- [Given problem]
Extract the listing in its entirety, keeping each line identical to the original.

***** Excerpted records

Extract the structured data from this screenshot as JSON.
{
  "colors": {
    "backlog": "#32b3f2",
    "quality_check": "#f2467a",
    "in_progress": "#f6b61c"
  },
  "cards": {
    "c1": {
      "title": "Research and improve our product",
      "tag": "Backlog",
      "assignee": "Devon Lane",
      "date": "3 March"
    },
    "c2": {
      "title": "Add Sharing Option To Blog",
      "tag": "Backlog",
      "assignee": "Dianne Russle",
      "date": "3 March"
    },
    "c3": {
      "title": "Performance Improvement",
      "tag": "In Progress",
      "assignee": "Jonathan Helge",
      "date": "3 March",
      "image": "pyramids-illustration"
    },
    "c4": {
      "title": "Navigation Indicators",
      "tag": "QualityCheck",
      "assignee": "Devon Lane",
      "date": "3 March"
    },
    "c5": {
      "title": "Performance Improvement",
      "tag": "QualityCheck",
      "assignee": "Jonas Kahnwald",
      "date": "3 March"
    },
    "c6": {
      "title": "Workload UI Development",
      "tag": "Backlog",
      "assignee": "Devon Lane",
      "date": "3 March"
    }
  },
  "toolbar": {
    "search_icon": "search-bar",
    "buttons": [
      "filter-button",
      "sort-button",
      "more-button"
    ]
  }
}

**********

- [Solution below]
Extract the structured data from this screenshot as JSON.
{
  "colors": {
    "backlog": "#32b3f2",
    "quality_check": "#f2467a",
    "in_progress": "#f6b61c"
  },
  "cards": {
    "c1": {
      "title": "Research and improve our product",
      "tag": "Backlog",
      "assignee": "Devon Lane",
      "date": "3 March"
    },
    "c2": {
      "title": "Add Sharing Option To Blog",
      "tag": "Backlog",
      "assignee": "Dianne Russle",
      "date": "3 March"
    },
    "c3": {
      "title": "Performance Improvement",
      "tag": "In Progress",
      "assignee": "Jonathan Helge",
      "date": "3 March",
      "image": "pyramids-illustration"
    },
    "c4": {
      "title": "Navigation Indicators",
      "tag": "QualityCheck",
      "assignee": "Devon Lane",
      "date": "3 March"
    },
    "c5": {
      "title": "Performance Improvement",
      "tag": "QualityCheck",
      "assignee": "Jonas Kahnwald",
      "date": "3 March"
    },
    "c6": {
      "title": "Workload UI Development",
      "tag": "Backlog",
      "assignee": "Devon Lane",
      "date": "3 March"
    }
  },
  "toolbar": {
    "search_icon": "search-bar",
    "buttons": [
      "filter-button",
      "sort-button",
      "more-button"
    ]
  }
}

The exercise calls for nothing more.